• What you will do
Copy out each line below exactly as it appears.

◆ ◆ ◆

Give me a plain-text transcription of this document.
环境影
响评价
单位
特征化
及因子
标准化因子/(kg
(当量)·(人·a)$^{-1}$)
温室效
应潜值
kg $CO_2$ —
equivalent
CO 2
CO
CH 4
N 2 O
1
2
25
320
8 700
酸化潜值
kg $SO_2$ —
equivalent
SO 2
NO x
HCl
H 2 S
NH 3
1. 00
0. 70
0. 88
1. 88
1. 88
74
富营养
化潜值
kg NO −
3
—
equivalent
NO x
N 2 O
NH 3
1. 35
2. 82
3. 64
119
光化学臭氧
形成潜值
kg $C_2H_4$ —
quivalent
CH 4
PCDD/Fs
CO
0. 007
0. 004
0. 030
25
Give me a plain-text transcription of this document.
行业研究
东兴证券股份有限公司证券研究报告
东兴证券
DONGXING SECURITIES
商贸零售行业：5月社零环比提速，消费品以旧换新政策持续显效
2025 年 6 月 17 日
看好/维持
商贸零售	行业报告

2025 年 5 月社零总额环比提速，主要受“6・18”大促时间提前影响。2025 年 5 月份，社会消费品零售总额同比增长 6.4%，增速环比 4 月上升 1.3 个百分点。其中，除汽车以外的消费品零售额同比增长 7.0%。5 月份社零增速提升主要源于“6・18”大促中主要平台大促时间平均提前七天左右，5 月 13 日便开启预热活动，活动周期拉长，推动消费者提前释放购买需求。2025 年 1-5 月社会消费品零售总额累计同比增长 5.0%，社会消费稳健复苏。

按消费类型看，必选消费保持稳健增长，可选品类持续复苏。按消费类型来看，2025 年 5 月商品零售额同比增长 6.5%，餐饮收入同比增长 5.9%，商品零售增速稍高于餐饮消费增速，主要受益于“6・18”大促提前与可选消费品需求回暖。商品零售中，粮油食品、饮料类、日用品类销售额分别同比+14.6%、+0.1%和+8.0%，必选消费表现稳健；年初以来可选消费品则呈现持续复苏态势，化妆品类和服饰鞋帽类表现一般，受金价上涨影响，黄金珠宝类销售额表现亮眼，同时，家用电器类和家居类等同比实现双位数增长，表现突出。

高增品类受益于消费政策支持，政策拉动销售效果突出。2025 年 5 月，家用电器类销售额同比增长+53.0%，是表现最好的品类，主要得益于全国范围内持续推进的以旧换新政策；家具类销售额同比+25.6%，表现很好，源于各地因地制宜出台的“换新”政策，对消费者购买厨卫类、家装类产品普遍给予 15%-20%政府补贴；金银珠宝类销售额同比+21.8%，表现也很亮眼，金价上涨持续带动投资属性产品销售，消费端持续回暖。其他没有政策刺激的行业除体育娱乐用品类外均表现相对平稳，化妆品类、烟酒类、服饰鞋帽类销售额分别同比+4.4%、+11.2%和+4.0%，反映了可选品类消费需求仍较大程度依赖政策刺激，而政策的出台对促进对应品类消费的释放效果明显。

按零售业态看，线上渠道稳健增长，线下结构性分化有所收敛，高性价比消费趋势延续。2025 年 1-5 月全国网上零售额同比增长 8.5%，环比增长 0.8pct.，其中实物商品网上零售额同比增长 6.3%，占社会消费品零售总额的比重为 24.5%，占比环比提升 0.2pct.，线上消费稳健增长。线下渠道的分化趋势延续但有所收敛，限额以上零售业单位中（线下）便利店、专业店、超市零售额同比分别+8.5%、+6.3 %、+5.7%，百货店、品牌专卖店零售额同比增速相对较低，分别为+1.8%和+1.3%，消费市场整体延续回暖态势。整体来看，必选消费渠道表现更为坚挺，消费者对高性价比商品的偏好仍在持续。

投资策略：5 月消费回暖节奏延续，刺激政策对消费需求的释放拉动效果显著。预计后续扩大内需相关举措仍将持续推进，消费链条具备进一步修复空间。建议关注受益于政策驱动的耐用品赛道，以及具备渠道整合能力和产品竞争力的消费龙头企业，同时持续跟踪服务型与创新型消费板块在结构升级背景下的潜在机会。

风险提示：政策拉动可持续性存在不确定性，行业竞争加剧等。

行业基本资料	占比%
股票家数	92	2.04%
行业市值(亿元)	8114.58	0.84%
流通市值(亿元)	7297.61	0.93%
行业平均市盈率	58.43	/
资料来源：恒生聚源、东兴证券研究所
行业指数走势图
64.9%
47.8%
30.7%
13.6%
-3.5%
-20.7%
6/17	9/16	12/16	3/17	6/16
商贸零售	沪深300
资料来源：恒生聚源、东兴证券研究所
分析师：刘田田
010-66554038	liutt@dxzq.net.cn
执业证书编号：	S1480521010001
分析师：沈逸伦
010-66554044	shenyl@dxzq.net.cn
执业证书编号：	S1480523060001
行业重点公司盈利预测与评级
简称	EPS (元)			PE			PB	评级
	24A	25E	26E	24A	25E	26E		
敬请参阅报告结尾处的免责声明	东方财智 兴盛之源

◆ ◆ ◆

• Solution
Give me a plain-text transcription of this document.
环境影
响评价
单位
特征化
及因子
标准化因子/(kg
(当量)·(人·a)$^{-1}$)
温室效
应潜值
kg $CO_2$ —
equivalent
CO 2
CO
CH 4
N 2 O
1
2
25
320
8 700
酸化潜值
kg $SO_2$ —
equivalent
SO 2
NO x
HCl
H 2 S
NH 3
1. 00
0. 70
0. 88
1. 88
1. 88
74
富营养
化潜值
kg NO −
3
—
equivalent
NO x
N 2 O
NH 3
1. 35
2. 82
3. 64
119
光化学臭氧
形成潜值
kg $C_2H_4$ —
quivalent
CH 4
PCDD/Fs
CO
0. 007
0. 004
0. 030
25
Give me a plain-text transcription of this document.
行业研究
东兴证券股份有限公司证券研究报告
东兴证券
DONGXING SECURITIES
商贸零售行业：5月社零环比提速，消费品以旧换新政策持续显效
2025 年 6 月 17 日
看好/维持
商贸零售	行业报告

2025 年 5 月社零总额环比提速，主要受“6・18”大促时间提前影响。2025 年 5 月份，社会消费品零售总额同比增长 6.4%，增速环比 4 月上升 1.3 个百分点。其中，除汽车以外的消费品零售额同比增长 7.0%。5 月份社零增速提升主要源于“6・18”大促中主要平台大促时间平均提前七天左右，5 月 13 日便开启预热活动，活动周期拉长，推动消费者提前释放购买需求。2025 年 1-5 月社会消费品零售总额累计同比增长 5.0%，社会消费稳健复苏。

按消费类型看，必选消费保持稳健增长，可选品类持续复苏。按消费类型来看，2025 年 5 月商品零售额同比增长 6.5%，餐饮收入同比增长 5.9%，商品零售增速稍高于餐饮消费增速，主要受益于“6・18”大促提前与可选消费品需求回暖。商品零售中，粮油食品、饮料类、日用品类销售额分别同比+14.6%、+0.1%和+8.0%，必选消费表现稳健；年初以来可选消费品则呈现持续复苏态势，化妆品类和服饰鞋帽类表现一般，受金价上涨影响，黄金珠宝类销售额表现亮眼，同时，家用电器类和家居类等同比实现双位数增长，表现突出。

高增品类受益于消费政策支持，政策拉动销售效果突出。2025 年 5 月，家用电器类销售额同比增长+53.0%，是表现最好的品类，主要得益于全国范围内持续推进的以旧换新政策；家具类销售额同比+25.6%，表现很好，源于各地因地制宜出台的“换新”政策，对消费者购买厨卫类、家装类产品普遍给予 15%-20%政府补贴；金银珠宝类销售额同比+21.8%，表现也很亮眼，金价上涨持续带动投资属性产品销售，消费端持续回暖。其他没有政策刺激的行业除体育娱乐用品类外均表现相对平稳，化妆品类、烟酒类、服饰鞋帽类销售额分别同比+4.4%、+11.2%和+4.0%，反映了可选品类消费需求仍较大程度依赖政策刺激，而政策的出台对促进对应品类消费的释放效果明显。

按零售业态看，线上渠道稳健增长，线下结构性分化有所收敛，高性价比消费趋势延续。2025 年 1-5 月全国网上零售额同比增长 8.5%，环比增长 0.8pct.，其中实物商品网上零售额同比增长 6.3%，占社会消费品零售总额的比重为 24.5%，占比环比提升 0.2pct.，线上消费稳健增长。线下渠道的分化趋势延续但有所收敛，限额以上零售业单位中（线下）便利店、专业店、超市零售额同比分别+8.5%、+6.3 %、+5.7%，百货店、品牌专卖店零售额同比增速相对较低，分别为+1.8%和+1.3%，消费市场整体延续回暖态势。整体来看，必选消费渠道表现更为坚挺，消费者对高性价比商品的偏好仍在持续。

投资策略：5 月消费回暖节奏延续，刺激政策对消费需求的释放拉动效果显著。预计后续扩大内需相关举措仍将持续推进，消费链条具备进一步修复空间。建议关注受益于政策驱动的耐用品赛道，以及具备渠道整合能力和产品竞争力的消费龙头企业，同时持续跟踪服务型与创新型消费板块在结构升级背景下的潜在机会。

风险提示：政策拉动可持续性存在不确定性，行业竞争加剧等。

行业基本资料	占比%
股票家数	92	2.04%
行业市值(亿元)	8114.58	0.84%
流通市值(亿元)	7297.61	0.93%
行业平均市盈率	58.43	/
资料来源：恒生聚源、东兴证券研究所
行业指数走势图
64.9%
47.8%
30.7%
13.6%
-3.5%
-20.7%
6/17	9/16	12/16	3/17	6/16
商贸零售	沪深300
资料来源：恒生聚源、东兴证券研究所
分析师：刘田田
010-66554038	liutt@dxzq.net.cn
执业证书编号：	S1480521010001
分析师：沈逸伦
010-66554044	shenyl@dxzq.net.cn
执业证书编号：	S1480523060001
行业重点公司盈利预测与评级
简称	EPS (元)			PE			PB	评级
	24A	25E	26E	24A	25E	26E		
敬请参阅报告结尾处的免责声明	东方财智 兴盛之源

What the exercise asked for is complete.